STORED RECORDS:

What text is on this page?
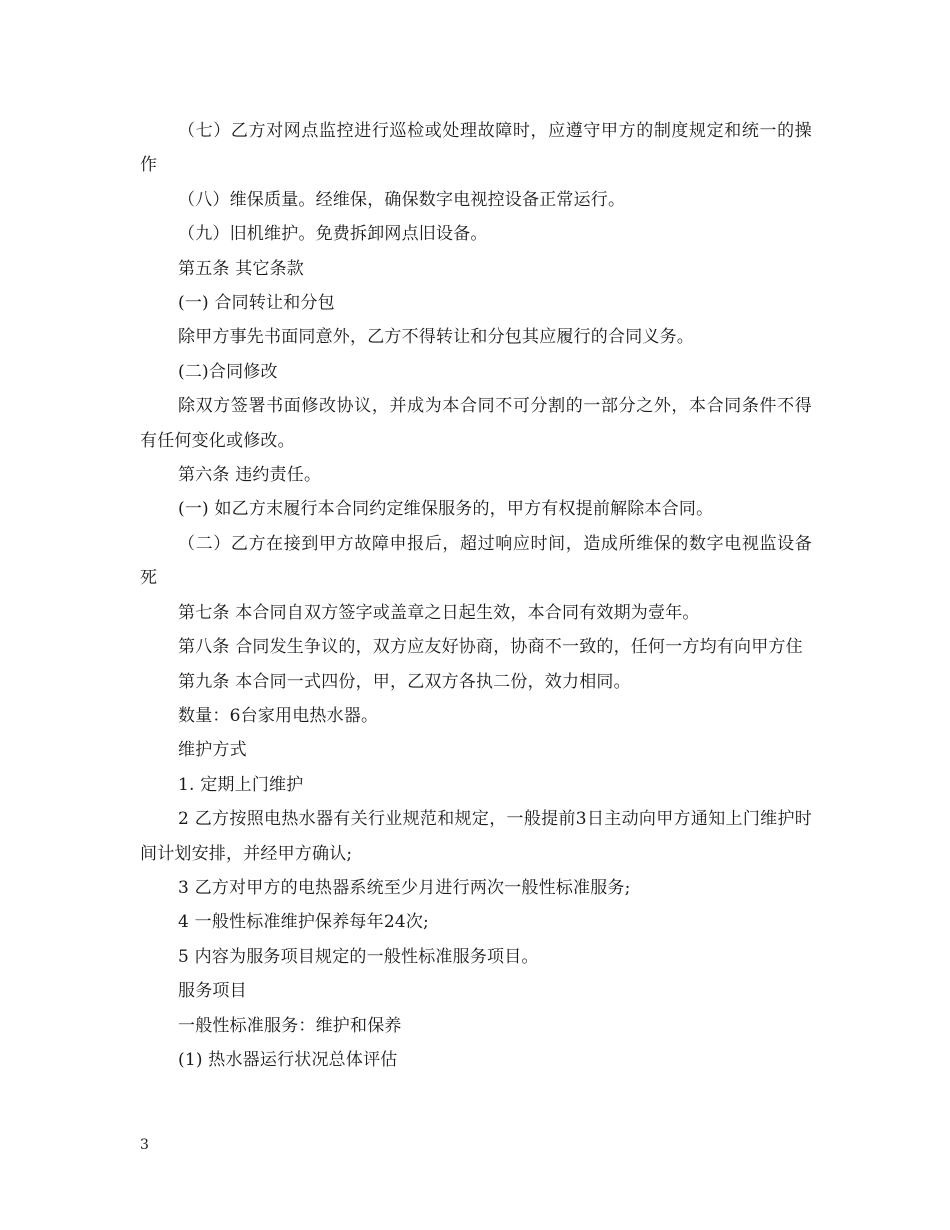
（七）乙方对网点监控进行巡检或处理故障时，应遵守甲方的制度规定和统一的操作

（八）维保质量。经维保，确保数字电视控设备正常运行。

（九）旧机维护。免费拆卸网点旧设备。

第五条 其它条款

(一) 合同转让和分包

除甲方事先书面同意外，乙方不得转让和分包其应履行的合同义务。

(二)合同修改

除双方签署书面修改协议，并成为本合同不可分割的一部分之外，本合同条件不得有任何变化或修改。

第六条 违约责任。

(一) 如乙方末履行本合同约定维保服务的，甲方有权提前解除本合同。

（二）乙方在接到甲方故障申报后，超过响应时间，造成所维保的数字电视监设备死

第七条 本合同自双方签字或盖章之日起生效，本合同有效期为壹年。

第八条 合同发生争议的，双方应友好协商，协商不一致的，任何一方均有向甲方住

第九条 本合同一式四份，甲，乙双方各执二份，效力相同。

数量：6台家用电热水器。

维护方式

1. 定期上门维护

2 乙方按照电热水器有关行业规范和规定，一般提前3日主动向甲方通知上门维护时间计划安排，并经甲方确认;

3 乙方对甲方的电热器系统至少月进行两次一般性标准服务;

4 一般性标准维护保养每年24次;

5 内容为服务项目规定的一般性标准服务项目。

服务项目

一般性标准服务：维护和保养

(1) 热水器运行状况总体评估

3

WRITTEN EXERCISE:
Give back the entries verbatim. Do not include any picture.

CORRECT RESPONSE:
What text is on this page?
（七）乙方对网点监控进行巡检或处理故障时，应遵守甲方的制度规定和统一的操作

（八）维保质量。经维保，确保数字电视控设备正常运行。

（九）旧机维护。免费拆卸网点旧设备。

第五条 其它条款

(一) 合同转让和分包

除甲方事先书面同意外，乙方不得转让和分包其应履行的合同义务。

(二)合同修改

除双方签署书面修改协议，并成为本合同不可分割的一部分之外，本合同条件不得有任何变化或修改。

第六条 违约责任。

(一) 如乙方末履行本合同约定维保服务的，甲方有权提前解除本合同。

（二）乙方在接到甲方故障申报后，超过响应时间，造成所维保的数字电视监设备死

第七条 本合同自双方签字或盖章之日起生效，本合同有效期为壹年。

第八条 合同发生争议的，双方应友好协商，协商不一致的，任何一方均有向甲方住

第九条 本合同一式四份，甲，乙双方各执二份，效力相同。

数量：6台家用电热水器。

维护方式

1. 定期上门维护

2 乙方按照电热水器有关行业规范和规定，一般提前3日主动向甲方通知上门维护时间计划安排，并经甲方确认;

3 乙方对甲方的电热器系统至少月进行两次一般性标准服务;

4 一般性标准维护保养每年24次;

5 内容为服务项目规定的一般性标准服务项目。

服务项目

一般性标准服务：维护和保养

(1) 热水器运行状况总体评估

3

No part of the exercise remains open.